### EXERCISE INSTRUCTIONS:
Type out all the records word for word. Any pictures are to be left out.

### SUPPLIED INFORMATION:
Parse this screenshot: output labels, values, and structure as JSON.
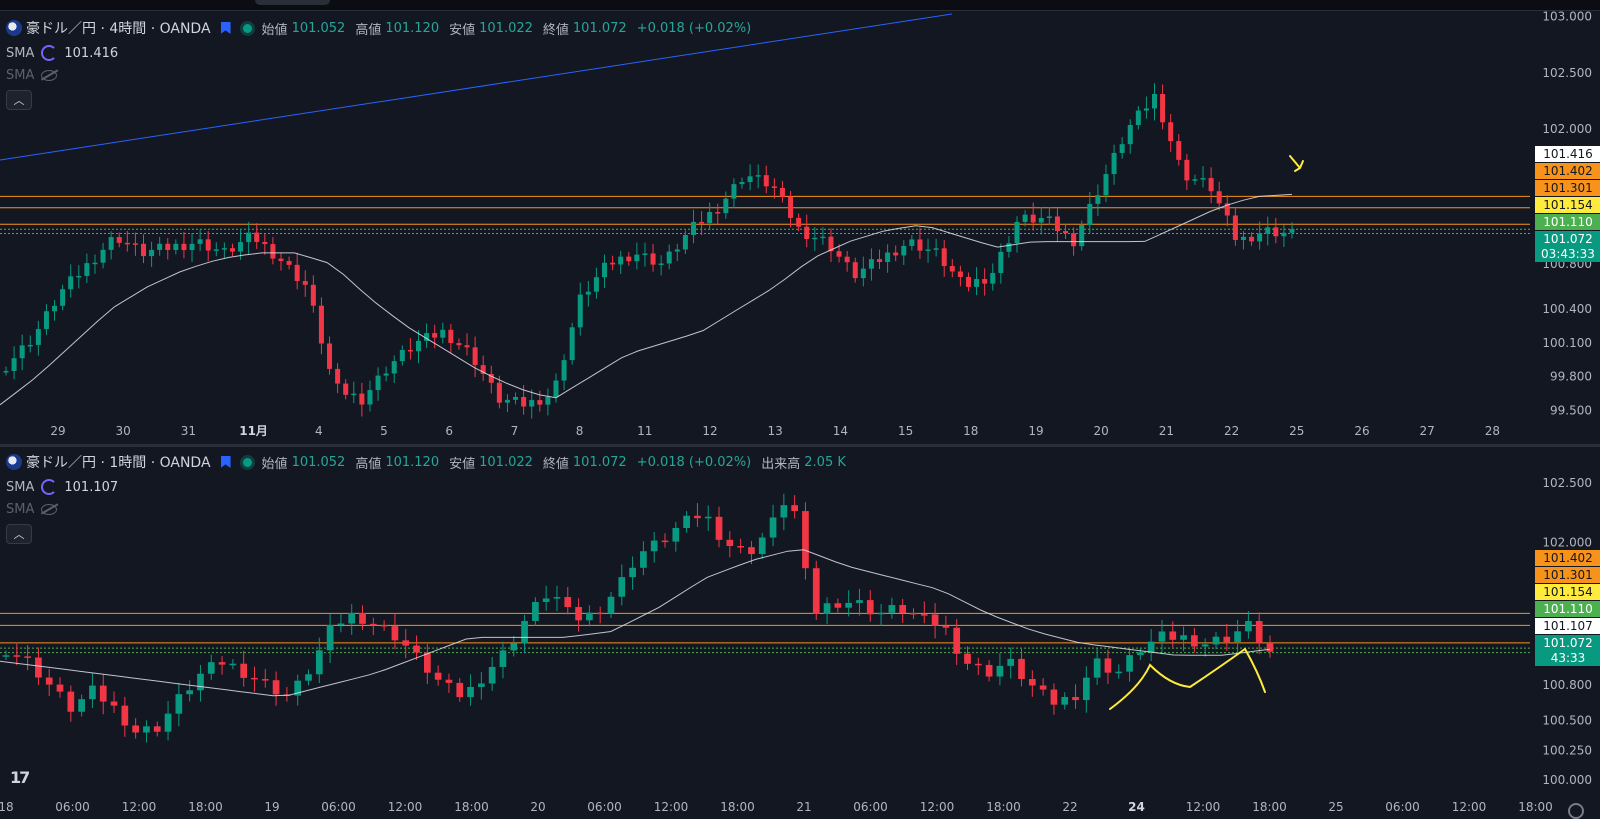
{
  "top_chart": {
    "symbol": "豪ドル／円 · 4時間 · OANDA",
    "ohlc": [
      {
        "label": "始値",
        "value": "101.052"
      },
      {
        "label": "高値",
        "value": "101.120"
      },
      {
        "label": "安値",
        "value": "101.022"
      },
      {
        "label": "終値",
        "value": "101.072"
      }
    ],
    "change": "+0.018 (+0.02%)",
    "volume_label": "",
    "volume_value": "",
    "sma_rows": [
      {
        "name": "SMA",
        "value": "101.416",
        "visible": true
      },
      {
        "name": "SMA",
        "value": "",
        "visible": false
      }
    ],
    "collapse_icon": "chevron-up-icon",
    "price_axis": [
      "103.000",
      "102.500",
      "102.000",
      "100.800",
      "100.400",
      "100.100",
      "99.800",
      "99.500"
    ],
    "price_badges": [
      {
        "text": "101.416",
        "bg": "#ffffff",
        "fg": "#131722"
      },
      {
        "text": "101.402",
        "bg": "#f7931a",
        "fg": "#131722"
      },
      {
        "text": "101.301",
        "bg": "#f7931a",
        "fg": "#131722"
      },
      {
        "text": "101.154",
        "bg": "#ffeb3b",
        "fg": "#131722"
      },
      {
        "text": "101.110",
        "bg": "#4caf50",
        "fg": "#ffffff"
      },
      {
        "text": "101.072",
        "bg": "#089981",
        "fg": "#ffffff",
        "sub": "03:43:33"
      }
    ],
    "time_axis": [
      "29",
      "30",
      "31",
      "11月",
      "4",
      "5",
      "6",
      "7",
      "8",
      "11",
      "12",
      "13",
      "14",
      "15",
      "18",
      "19",
      "20",
      "21",
      "22",
      "25",
      "26",
      "27",
      "28"
    ]
  },
  "bottom_chart": {
    "symbol": "豪ドル／円 · 1時間 · OANDA",
    "ohlc": [
      {
        "label": "始値",
        "value": "101.052"
      },
      {
        "label": "高値",
        "value": "101.120"
      },
      {
        "label": "安値",
        "value": "101.022"
      },
      {
        "label": "終値",
        "value": "101.072"
      }
    ],
    "change": "+0.018 (+0.02%)",
    "volume_label": "出来高",
    "volume_value": "2.05 K",
    "sma_rows": [
      {
        "name": "SMA",
        "value": "101.107",
        "visible": true
      },
      {
        "name": "SMA",
        "value": "",
        "visible": false
      }
    ],
    "collapse_icon": "chevron-up-icon",
    "price_axis": [
      "102.500",
      "102.000",
      "100.800",
      "100.500",
      "100.250",
      "100.000"
    ],
    "price_badges": [
      {
        "text": "101.402",
        "bg": "#f7931a",
        "fg": "#131722"
      },
      {
        "text": "101.301",
        "bg": "#f7931a",
        "fg": "#131722"
      },
      {
        "text": "101.154",
        "bg": "#ffeb3b",
        "fg": "#131722"
      },
      {
        "text": "101.110",
        "bg": "#4caf50",
        "fg": "#ffffff"
      },
      {
        "text": "101.107",
        "bg": "#ffffff",
        "fg": "#131722"
      },
      {
        "text": "101.072",
        "bg": "#089981",
        "fg": "#ffffff",
        "sub": "43:33"
      }
    ],
    "time_axis": [
      "18",
      "06:00",
      "12:00",
      "18:00",
      "19",
      "06:00",
      "12:00",
      "18:00",
      "20",
      "06:00",
      "12:00",
      "18:00",
      "21",
      "06:00",
      "12:00",
      "18:00",
      "22",
      "24",
      "12:00",
      "18:00",
      "25",
      "06:00",
      "12:00",
      "18:00"
    ]
  },
  "logo_text": "17",
  "colors": {
    "up": "#089981",
    "down": "#f23645",
    "sma": "#e0e3eb",
    "trend": "#2962ff",
    "annotation": "#ffeb3b",
    "hline_orange": "#f7931a"
  },
  "chart_data": [
    {
      "type": "candlestick",
      "title": "豪ドル／円 · 4時間 · OANDA",
      "ylim": [
        99.45,
        103.05
      ],
      "horizontal_levels": [
        101.402,
        101.301,
        101.154,
        101.11,
        101.072
      ],
      "last": {
        "open": 101.052,
        "high": 101.12,
        "low": 101.022,
        "close": 101.072
      },
      "sma_last": 101.416,
      "close_path": [
        99.9,
        100.15,
        100.55,
        100.8,
        101.05,
        100.9,
        100.95,
        101.0,
        100.9,
        101.05,
        100.85,
        100.6,
        99.7,
        99.6,
        99.9,
        100.1,
        100.2,
        100.0,
        99.6,
        99.55,
        99.65,
        100.5,
        100.8,
        100.9,
        100.8,
        101.1,
        101.3,
        101.6,
        101.5,
        101.1,
        101.0,
        100.7,
        100.85,
        101.0,
        100.9,
        100.6,
        100.7,
        101.2,
        101.2,
        101.0,
        101.5,
        102.0,
        102.3,
        101.6,
        101.5,
        101.0,
        101.1,
        101.07
      ],
      "sma_path": [
        99.55,
        99.8,
        100.1,
        100.4,
        100.6,
        100.75,
        100.85,
        100.9,
        100.9,
        100.8,
        100.5,
        100.25,
        100.05,
        99.85,
        99.7,
        99.6,
        99.8,
        100.0,
        100.1,
        100.2,
        100.4,
        100.6,
        100.85,
        101.0,
        101.1,
        101.15,
        101.05,
        100.95,
        101.0,
        101.0,
        101.0,
        101.0,
        101.15,
        101.3,
        101.4,
        101.42
      ]
    },
    {
      "type": "candlestick",
      "title": "豪ドル／円 · 1時間 · OANDA",
      "ylim": [
        99.9,
        102.65
      ],
      "horizontal_levels": [
        101.402,
        101.301,
        101.154,
        101.11,
        101.072
      ],
      "last": {
        "open": 101.052,
        "high": 101.12,
        "low": 101.022,
        "close": 101.072
      },
      "volume": "2.05 K",
      "sma_last": 101.107,
      "close_path": [
        101.1,
        101.0,
        100.8,
        100.6,
        100.75,
        100.6,
        100.4,
        100.45,
        100.7,
        100.9,
        101.0,
        100.9,
        100.8,
        100.7,
        100.95,
        101.3,
        101.4,
        101.3,
        101.2,
        101.0,
        100.8,
        100.7,
        100.9,
        101.1,
        101.4,
        101.6,
        101.35,
        101.4,
        101.6,
        101.9,
        102.0,
        102.15,
        102.25,
        102.0,
        101.9,
        102.1,
        102.45,
        101.4,
        101.5,
        101.5,
        101.4,
        101.45,
        101.35,
        101.3,
        101.0,
        100.9,
        101.0,
        100.8,
        100.65,
        100.7,
        101.0,
        100.9,
        101.1,
        101.2,
        101.2,
        101.15,
        101.2,
        101.3,
        101.07
      ],
      "sma_path": [
        101.0,
        100.95,
        100.9,
        100.85,
        100.8,
        100.75,
        100.7,
        100.8,
        100.9,
        101.05,
        101.2,
        101.2,
        101.2,
        101.25,
        101.45,
        101.7,
        101.85,
        101.95,
        101.8,
        101.7,
        101.6,
        101.4,
        101.25,
        101.15,
        101.1,
        101.05,
        101.05,
        101.1
      ]
    }
  ]
}
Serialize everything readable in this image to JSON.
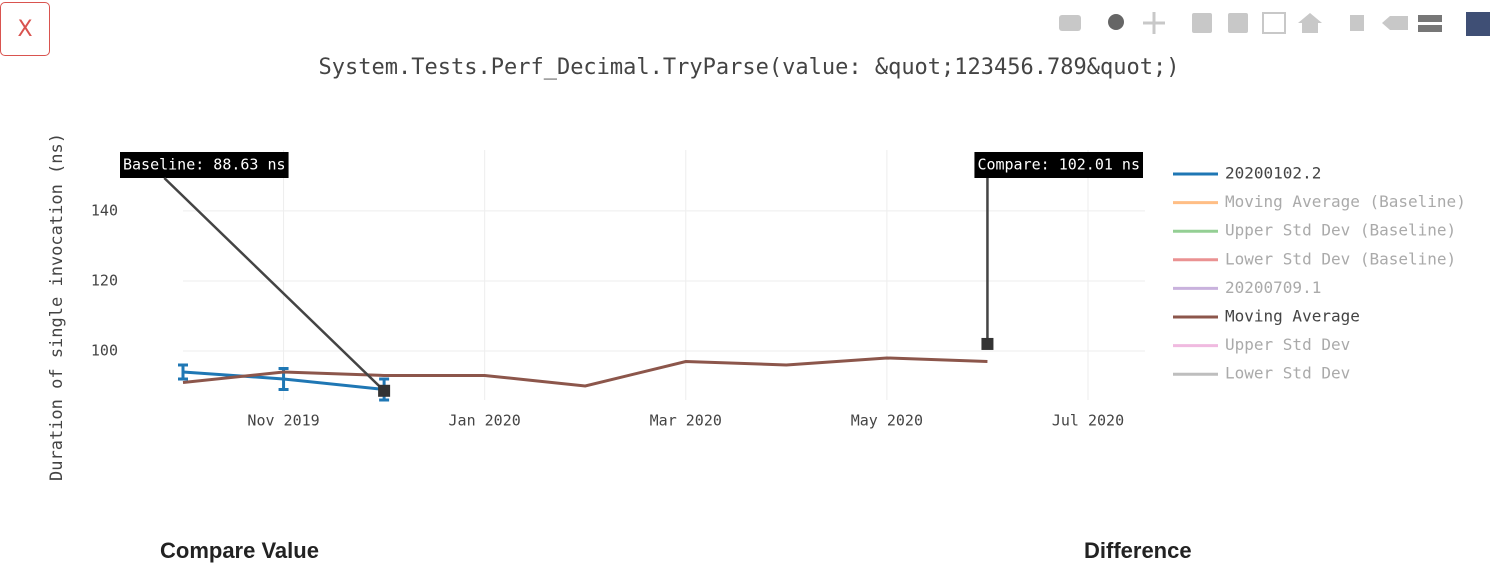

### EXERCISE ANSWER:
Parse this screenshot: output labels, values, and structure as JSON.
{
  "top_chart": {
    "symbol": "豪ドル／円 · 4時間 · OANDA",
    "ohlc": [
      {
        "label": "始値",
        "value": "101.052"
      },
      {
        "label": "高値",
        "value": "101.120"
      },
      {
        "label": "安値",
        "value": "101.022"
      },
      {
        "label": "終値",
        "value": "101.072"
      }
    ],
    "change": "+0.018 (+0.02%)",
    "volume_label": "",
    "volume_value": "",
    "sma_rows": [
      {
        "name": "SMA",
        "value": "101.416",
        "visible": true
      },
      {
        "name": "SMA",
        "value": "",
        "visible": false
      }
    ],
    "collapse_icon": "chevron-up-icon",
    "price_axis": [
      "103.000",
      "102.500",
      "102.000",
      "100.800",
      "100.400",
      "100.100",
      "99.800",
      "99.500"
    ],
    "price_badges": [
      {
        "text": "101.416",
        "bg": "#ffffff",
        "fg": "#131722"
      },
      {
        "text": "101.402",
        "bg": "#f7931a",
        "fg": "#131722"
      },
      {
        "text": "101.301",
        "bg": "#f7931a",
        "fg": "#131722"
      },
      {
        "text": "101.154",
        "bg": "#ffeb3b",
        "fg": "#131722"
      },
      {
        "text": "101.110",
        "bg": "#4caf50",
        "fg": "#ffffff"
      },
      {
        "text": "101.072",
        "bg": "#089981",
        "fg": "#ffffff",
        "sub": "03:43:33"
      }
    ],
    "time_axis": [
      "29",
      "30",
      "31",
      "11月",
      "4",
      "5",
      "6",
      "7",
      "8",
      "11",
      "12",
      "13",
      "14",
      "15",
      "18",
      "19",
      "20",
      "21",
      "22",
      "25",
      "26",
      "27",
      "28"
    ]
  },
  "bottom_chart": {
    "symbol": "豪ドル／円 · 1時間 · OANDA",
    "ohlc": [
      {
        "label": "始値",
        "value": "101.052"
      },
      {
        "label": "高値",
        "value": "101.120"
      },
      {
        "label": "安値",
        "value": "101.022"
      },
      {
        "label": "終値",
        "value": "101.072"
      }
    ],
    "change": "+0.018 (+0.02%)",
    "volume_label": "出来高",
    "volume_value": "2.05 K",
    "sma_rows": [
      {
        "name": "SMA",
        "value": "101.107",
        "visible": true
      },
      {
        "name": "SMA",
        "value": "",
        "visible": false
      }
    ],
    "collapse_icon": "chevron-up-icon",
    "price_axis": [
      "102.500",
      "102.000",
      "100.800",
      "100.500",
      "100.250",
      "100.000"
    ],
    "price_badges": [
      {
        "text": "101.402",
        "bg": "#f7931a",
        "fg": "#131722"
      },
      {
        "text": "101.301",
        "bg": "#f7931a",
        "fg": "#131722"
      },
      {
        "text": "101.154",
        "bg": "#ffeb3b",
        "fg": "#131722"
      },
      {
        "text": "101.110",
        "bg": "#4caf50",
        "fg": "#ffffff"
      },
      {
        "text": "101.107",
        "bg": "#ffffff",
        "fg": "#131722"
      },
      {
        "text": "101.072",
        "bg": "#089981",
        "fg": "#ffffff",
        "sub": "43:33"
      }
    ],
    "time_axis": [
      "18",
      "06:00",
      "12:00",
      "18:00",
      "19",
      "06:00",
      "12:00",
      "18:00",
      "20",
      "06:00",
      "12:00",
      "18:00",
      "21",
      "06:00",
      "12:00",
      "18:00",
      "22",
      "24",
      "12:00",
      "18:00",
      "25",
      "06:00",
      "12:00",
      "18:00"
    ]
  },
  "logo_text": "17",
  "colors": {
    "up": "#089981",
    "down": "#f23645",
    "sma": "#e0e3eb",
    "trend": "#2962ff",
    "annotation": "#ffeb3b",
    "hline_orange": "#f7931a"
  },
  "chart_data": [
    {
      "type": "candlestick",
      "title": "豪ドル／円 · 4時間 · OANDA",
      "ylim": [
        99.45,
        103.05
      ],
      "horizontal_levels": [
        101.402,
        101.301,
        101.154,
        101.11,
        101.072
      ],
      "last": {
        "open": 101.052,
        "high": 101.12,
        "low": 101.022,
        "close": 101.072
      },
      "sma_last": 101.416,
      "close_path": [
        99.9,
        100.15,
        100.55,
        100.8,
        101.05,
        100.9,
        100.95,
        101.0,
        100.9,
        101.05,
        100.85,
        100.6,
        99.7,
        99.6,
        99.9,
        100.1,
        100.2,
        100.0,
        99.6,
        99.55,
        99.65,
        100.5,
        100.8,
        100.9,
        100.8,
        101.1,
        101.3,
        101.6,
        101.5,
        101.1,
        101.0,
        100.7,
        100.85,
        101.0,
        100.9,
        100.6,
        100.7,
        101.2,
        101.2,
        101.0,
        101.5,
        102.0,
        102.3,
        101.6,
        101.5,
        101.0,
        101.1,
        101.07
      ],
      "sma_path": [
        99.55,
        99.8,
        100.1,
        100.4,
        100.6,
        100.75,
        100.85,
        100.9,
        100.9,
        100.8,
        100.5,
        100.25,
        100.05,
        99.85,
        99.7,
        99.6,
        99.8,
        100.0,
        100.1,
        100.2,
        100.4,
        100.6,
        100.85,
        101.0,
        101.1,
        101.15,
        101.05,
        100.95,
        101.0,
        101.0,
        101.0,
        101.0,
        101.15,
        101.3,
        101.4,
        101.42
      ]
    },
    {
      "type": "candlestick",
      "title": "豪ドル／円 · 1時間 · OANDA",
      "ylim": [
        99.9,
        102.65
      ],
      "horizontal_levels": [
        101.402,
        101.301,
        101.154,
        101.11,
        101.072
      ],
      "last": {
        "open": 101.052,
        "high": 101.12,
        "low": 101.022,
        "close": 101.072
      },
      "volume": "2.05 K",
      "sma_last": 101.107,
      "close_path": [
        101.1,
        101.0,
        100.8,
        100.6,
        100.75,
        100.6,
        100.4,
        100.45,
        100.7,
        100.9,
        101.0,
        100.9,
        100.8,
        100.7,
        100.95,
        101.3,
        101.4,
        101.3,
        101.2,
        101.0,
        100.8,
        100.7,
        100.9,
        101.1,
        101.4,
        101.6,
        101.35,
        101.4,
        101.6,
        101.9,
        102.0,
        102.15,
        102.25,
        102.0,
        101.9,
        102.1,
        102.45,
        101.4,
        101.5,
        101.5,
        101.4,
        101.45,
        101.35,
        101.3,
        101.0,
        100.9,
        101.0,
        100.8,
        100.65,
        100.7,
        101.0,
        100.9,
        101.1,
        101.2,
        101.2,
        101.15,
        101.2,
        101.3,
        101.07
      ],
      "sma_path": [
        101.0,
        100.95,
        100.9,
        100.85,
        100.8,
        100.75,
        100.7,
        100.8,
        100.9,
        101.05,
        101.2,
        101.2,
        101.2,
        101.25,
        101.45,
        101.7,
        101.85,
        101.95,
        101.8,
        101.7,
        101.6,
        101.4,
        101.25,
        101.15,
        101.1,
        101.05,
        101.05,
        101.1
      ]
    }
  ]
}
Serialize everything readable in this image to JSON.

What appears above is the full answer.